— EXERCISE DESCRIPTION —
Write out every entry exactly as given, but omit the pictures.

— EXERCISE DATA —
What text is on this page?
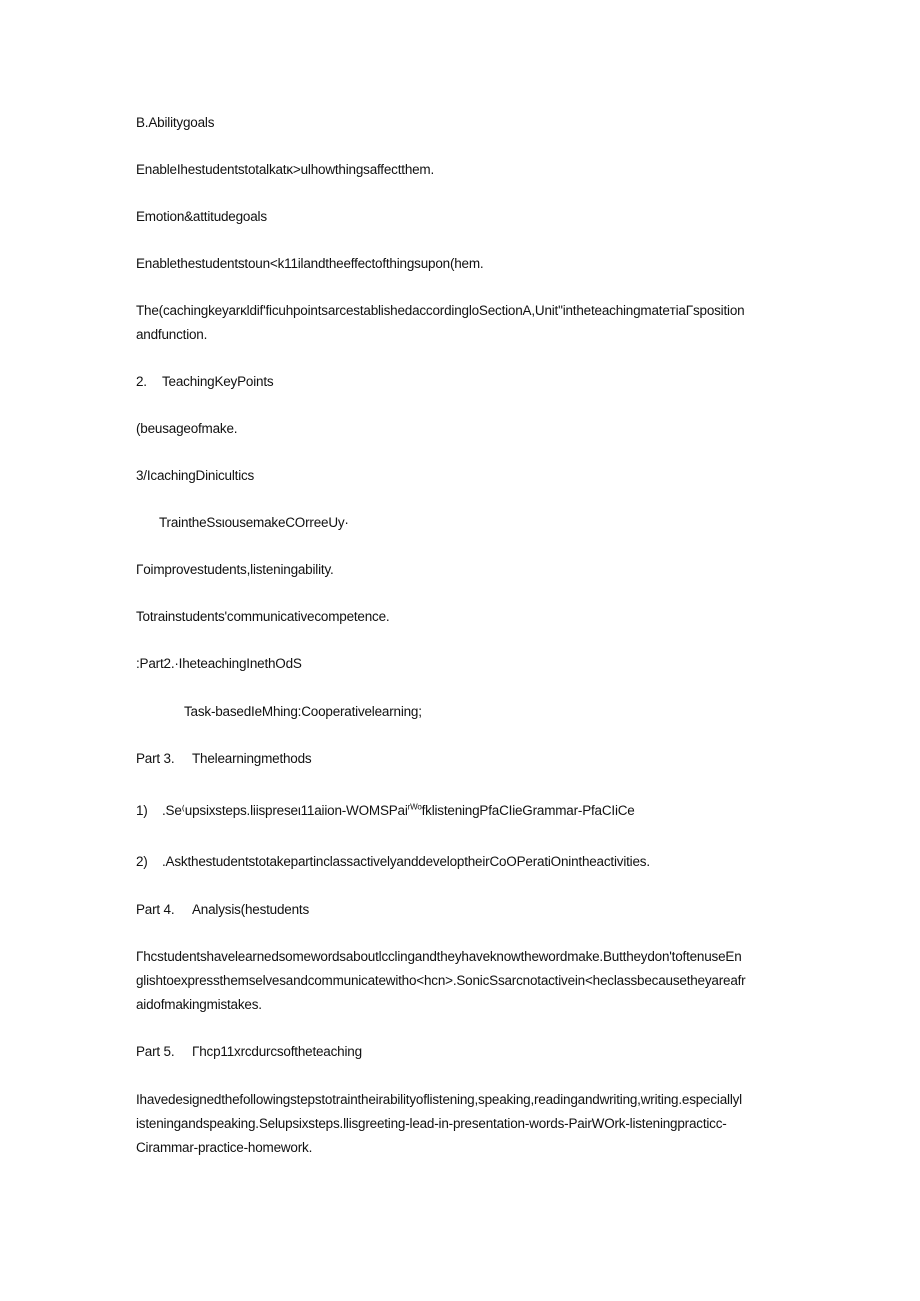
B.Abilitygoals
EnableIhestudentstotalkatκ>ulhowthingsaffectthem.
Emotion&attitudegoals
Enablethestudentstoun<k11ilandtheeffectofthingsupon(hem.
The(cachingkeyarκldif'ficuhpointsarcestablishedaccordingloSectionA,Unit"intheteachingmateтiaΓsposition
andfunction.
2. TeachingKeyPoints
(beusageofmake.
3/IcachingDinicultics
TraintheSsιousemakeCOrreeUy·
Γoimprovestudents,listeningability.
Totrainstudents'communicativecompetence.
:Part2.·IheteachingInethOdS
Task-basedIeMhing:Cooperativelearning;
Part 3. Thelearningmethods
1) .Se⁽upsixsteps.liispreseι11aiion-WOMSPai$^{rWo}$fklisteningPfaCIieGrammar-PfaCIiCe
2) .AskthestudentstotakepartinclassactivelyanddeveloptheirCoOPeratiOnintheactivities.
Part 4. Analysis(hestudents
Γhcstudentshavelearnedsomewordsaboutlcclingandtheyhaveknowthewordmake.Buttheydon'toftenuseEn
glishtoexpressthemselvesandcommunicatewitho<hcn>.SonicSsarcnotactivein<heclassbecausetheyareafr
aidofmakingmistakes.
Part 5. Γhcp11xrcdurcsoftheteaching
Ihavedesignedthefollowingstepstotraintheirabilityoflistening,speaking,readingandwriting,writing.especiallyl
isteningandspeaking.Selupsixsteps.llisgreeting-lead-in-presentation-words-PairWOrk-listeningpracticc-
Cirammar-practice-homework.
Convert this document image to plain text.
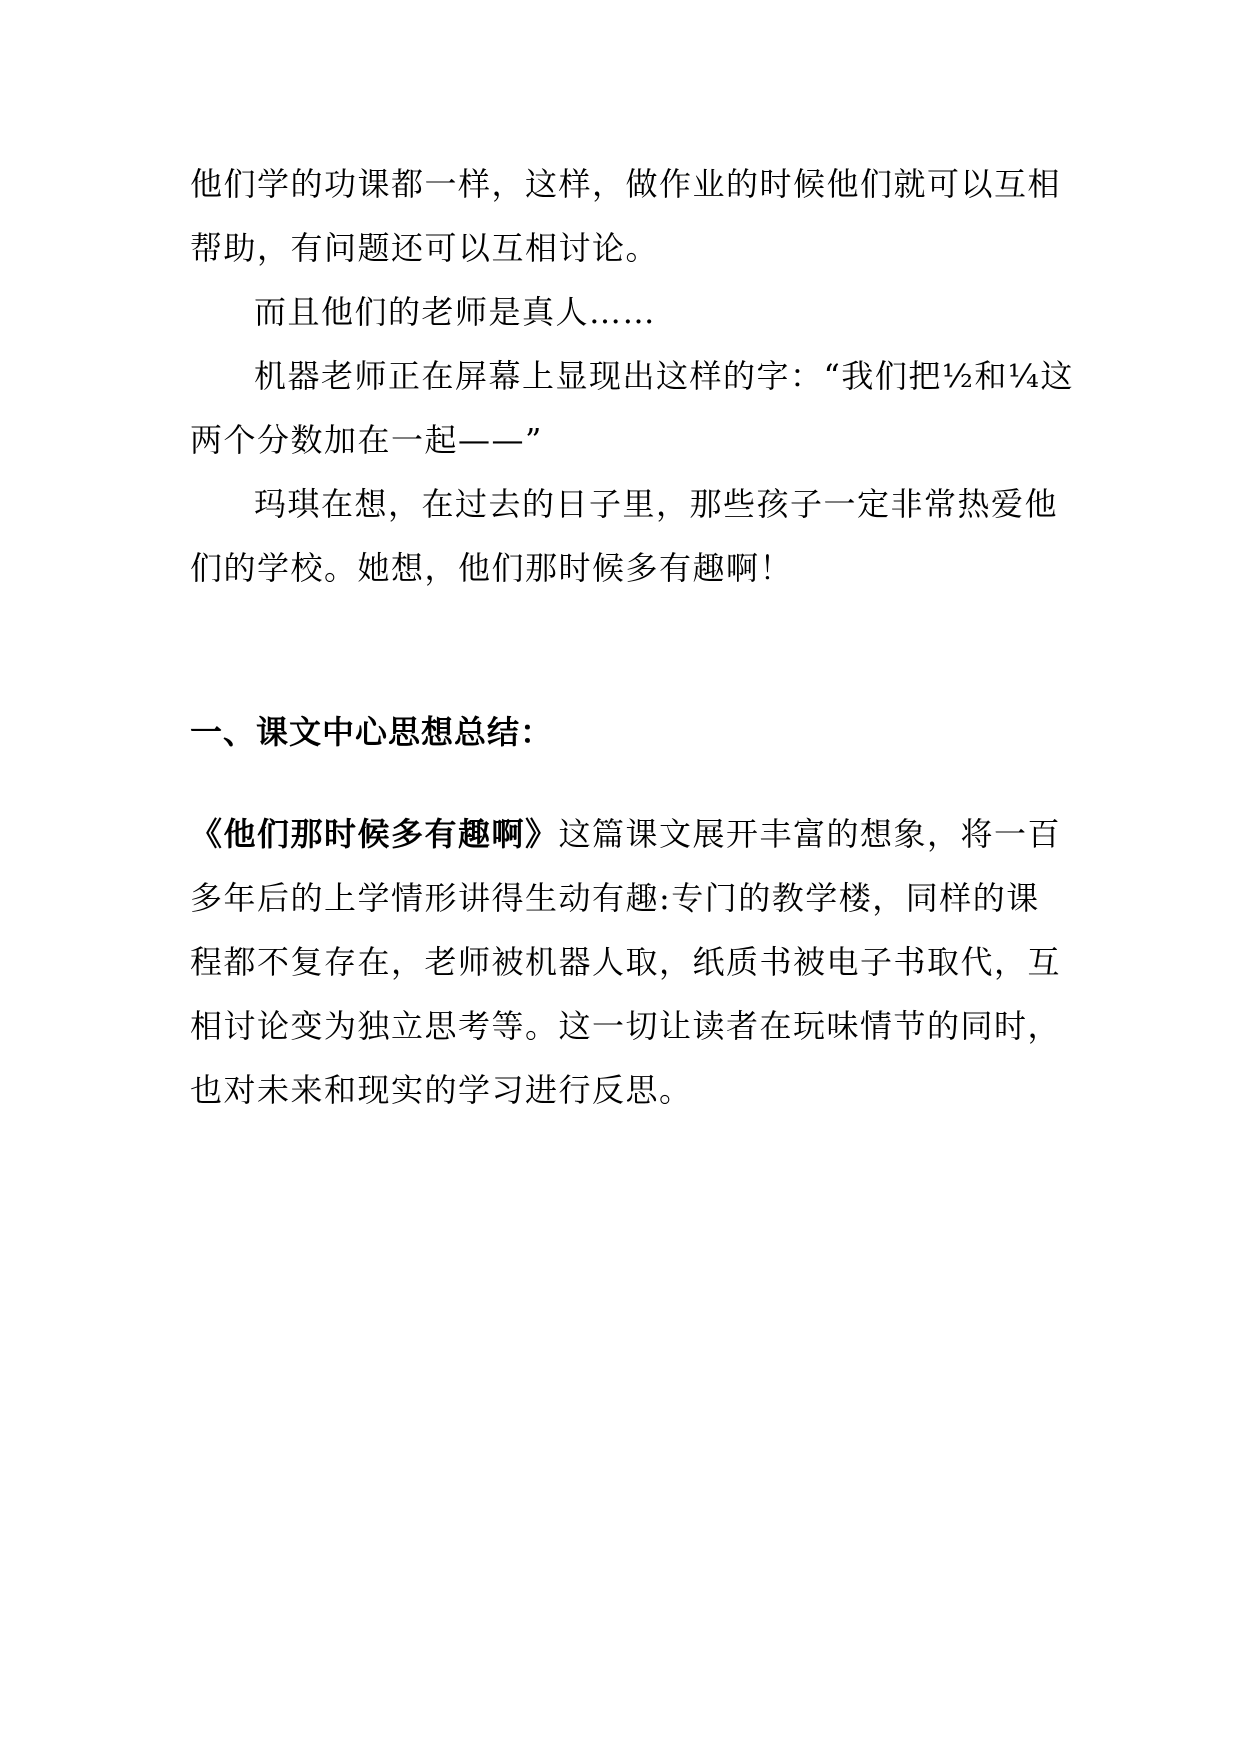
他们学的功课都一样，这样，做作业的时候他们就可以互相
帮助，有问题还可以互相讨论。
而且他们的老师是真人……
机器老师正在屏幕上显现出这样的字：“我们把½和¼这
两个分数加在一起——”
玛琪在想，在过去的日子里，那些孩子一定非常热爱他
们的学校。她想，他们那时候多有趣啊！
一、课文中心思想总结：
《他们那时候多有趣啊》这篇课文展开丰富的想象，将一百
多年后的上学情形讲得生动有趣:专门的教学楼，同样的课
程都不复存在，老师被机器人取，纸质书被电子书取代，互
相讨论变为独立思考等。这一切让读者在玩味情节的同时，
也对未来和现实的学习进行反思。
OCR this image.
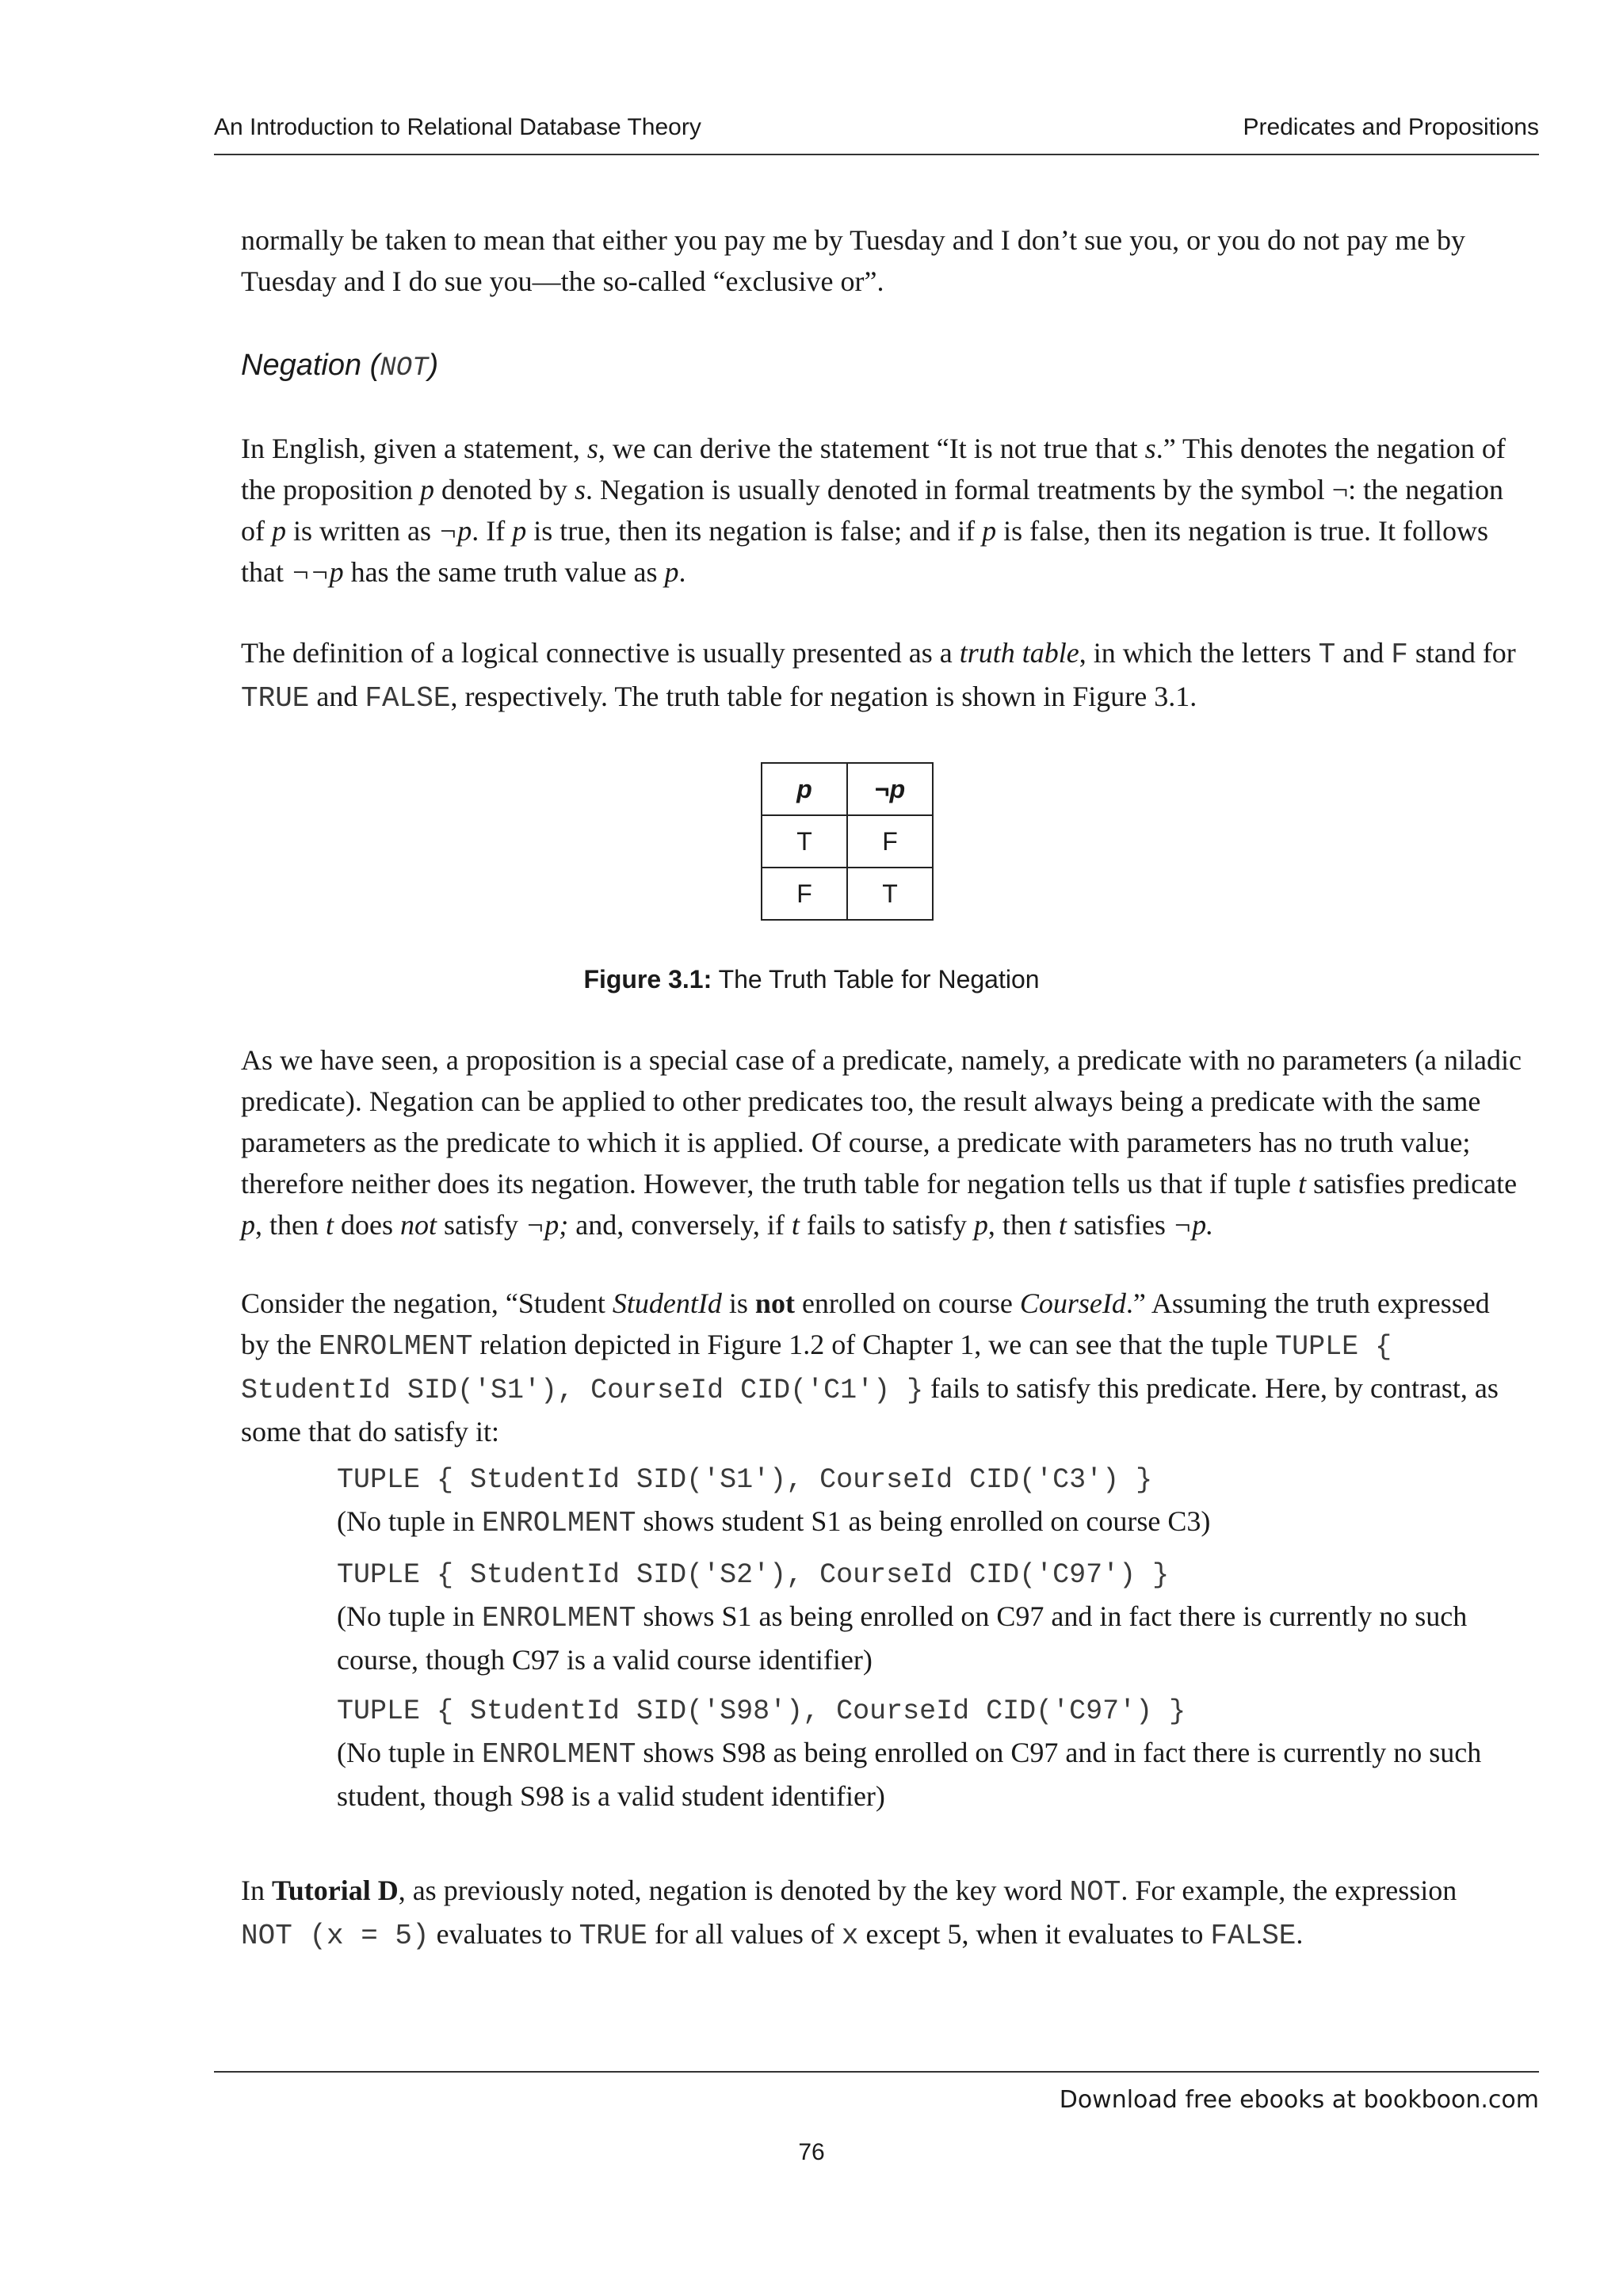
An Introduction to Relational Database Theory	Predicates and Propositions

normally be taken to mean that either you pay me by Tuesday and I don’t sue you, or you do not pay me by Tuesday and I do sue you—the so-called “exclusive or”.

Negation (NOT)

In English, given a statement, s, we can derive the statement “It is not true that s.” This denotes the negation of the proposition p denoted by s. Negation is usually denoted in formal treatments by the symbol ¬: the negation of p is written as ¬p. If p is true, then its negation is false; and if p is false, then its negation is true. It follows that ¬¬p has the same truth value as p.

The definition of a logical connective is usually presented as a truth table, in which the letters T and F stand for TRUE and FALSE, respectively. The truth table for negation is shown in Figure 3.1.

p	¬p
T	F
F	T
Figure 3.1: The Truth Table for Negation

As we have seen, a proposition is a special case of a predicate, namely, a predicate with no parameters (a niladic predicate). Negation can be applied to other predicates too, the result always being a predicate with the same parameters as the predicate to which it is applied. Of course, a predicate with parameters has no truth value; therefore neither does its negation. However, the truth table for negation tells us that if tuple t satisfies predicate p, then t does not satisfy ¬p; and, conversely, if t fails to satisfy p, then t satisfies ¬p.

Consider the negation, “Student StudentId is not enrolled on course CourseId.” Assuming the truth expressed by the ENROLMENT relation depicted in Figure 1.2 of Chapter 1, we can see that the tuple TUPLE { StudentId SID('S1'), CourseId CID('C1') } fails to satisfy this predicate. Here, by contrast, as some that do satisfy it:

TUPLE { StudentId SID('S1'), CourseId CID('C3') }

(No tuple in ENROLMENT shows student S1 as being enrolled on course C3)

TUPLE { StudentId SID('S2'), CourseId CID('C97') }

(No tuple in ENROLMENT shows S1 as being enrolled on C97 and in fact there is currently no such course, though C97 is a valid course identifier)

TUPLE { StudentId SID('S98'), CourseId CID('C97') }

(No tuple in ENROLMENT shows S98 as being enrolled on C97 and in fact there is currently no such student, though S98 is a valid student identifier)

In Tutorial D, as previously noted, negation is denoted by the key word NOT. For example, the expression NOT (x = 5) evaluates to TRUE for all values of x except 5, when it evaluates to FALSE.

Download free ebooks at bookboon.com
76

— EXERCISE OUTPUT —
What text is on this page?
B.Abilitygoals
EnableIhestudentstotalkatκ>ulhowthingsaffectthem.
Emotion&attitudegoals
Enablethestudentstoun<k11ilandtheeffectofthingsupon(hem.
The(cachingkeyarκldif'ficuhpointsarcestablishedaccordingloSectionA,Unit"intheteachingmateтiaΓsposition
andfunction.
2. TeachingKeyPoints
(beusageofmake.
3/IcachingDinicultics
TraintheSsιousemakeCOrreeUy·
Γoimprovestudents,listeningability.
Totrainstudents'communicativecompetence.
:Part2.·IheteachingInethOdS
Task-basedIeMhing:Cooperativelearning;
Part 3. Thelearningmethods
1) .Se⁽upsixsteps.liispreseι11aiion-WOMSPai$^{rWo}$fklisteningPfaCIieGrammar-PfaCIiCe
2) .AskthestudentstotakepartinclassactivelyanddeveloptheirCoOPeratiOnintheactivities.
Part 4. Analysis(hestudents
Γhcstudentshavelearnedsomewordsaboutlcclingandtheyhaveknowthewordmake.Buttheydon'toftenuseEn
glishtoexpressthemselvesandcommunicatewitho<hcn>.SonicSsarcnotactivein<heclassbecausetheyareafr
aidofmakingmistakes.
Part 5. Γhcp11xrcdurcsoftheteaching
Ihavedesignedthefollowingstepstotraintheirabilityoflistening,speaking,readingandwriting,writing.especiallyl
isteningandspeaking.Selupsixsteps.llisgreeting-lead-in-presentation-words-PairWOrk-listeningpracticc-
Cirammar-practice-homework.
Convert this document image to plain text.
他们学的功课都一样，这样，做作业的时候他们就可以互相
帮助，有问题还可以互相讨论。
而且他们的老师是真人……
机器老师正在屏幕上显现出这样的字：“我们把½和¼这
两个分数加在一起——”
玛琪在想，在过去的日子里，那些孩子一定非常热爱他
们的学校。她想，他们那时候多有趣啊！
一、课文中心思想总结：
《他们那时候多有趣啊》这篇课文展开丰富的想象，将一百
多年后的上学情形讲得生动有趣:专门的教学楼，同样的课
程都不复存在，老师被机器人取，纸质书被电子书取代，互
相讨论变为独立思考等。这一切让读者在玩味情节的同时，
也对未来和现实的学习进行反思。
OCR this image.
An Introduction to Relational Database Theory	Predicates and Propositions

normally be taken to mean that either you pay me by Tuesday and I don’t sue you, or you do not pay me by Tuesday and I do sue you—the so-called “exclusive or”.

Negation (NOT)

In English, given a statement, s, we can derive the statement “It is not true that s.” This denotes the negation of the proposition p denoted by s. Negation is usually denoted in formal treatments by the symbol ¬: the negation of p is written as ¬p. If p is true, then its negation is false; and if p is false, then its negation is true. It follows that ¬¬p has the same truth value as p.

The definition of a logical connective is usually presented as a truth table, in which the letters T and F stand for TRUE and FALSE, respectively. The truth table for negation is shown in Figure 3.1.

p	¬p
T	F
F	T
Figure 3.1: The Truth Table for Negation

As we have seen, a proposition is a special case of a predicate, namely, a predicate with no parameters (a niladic predicate). Negation can be applied to other predicates too, the result always being a predicate with the same parameters as the predicate to which it is applied. Of course, a predicate with parameters has no truth value; therefore neither does its negation. However, the truth table for negation tells us that if tuple t satisfies predicate p, then t does not satisfy ¬p; and, conversely, if t fails to satisfy p, then t satisfies ¬p.

Consider the negation, “Student StudentId is not enrolled on course CourseId.” Assuming the truth expressed by the ENROLMENT relation depicted in Figure 1.2 of Chapter 1, we can see that the tuple TUPLE { StudentId SID('S1'), CourseId CID('C1') } fails to satisfy this predicate. Here, by contrast, as some that do satisfy it:

TUPLE { StudentId SID('S1'), CourseId CID('C3') }

(No tuple in ENROLMENT shows student S1 as being enrolled on course C3)

TUPLE { StudentId SID('S2'), CourseId CID('C97') }

(No tuple in ENROLMENT shows S1 as being enrolled on C97 and in fact there is currently no such course, though C97 is a valid course identifier)

TUPLE { StudentId SID('S98'), CourseId CID('C97') }

(No tuple in ENROLMENT shows S98 as being enrolled on C97 and in fact there is currently no such student, though S98 is a valid student identifier)

In Tutorial D, as previously noted, negation is denoted by the key word NOT. For example, the expression NOT (x = 5) evaluates to TRUE for all values of x except 5, when it evaluates to FALSE.

Download free ebooks at bookboon.com
76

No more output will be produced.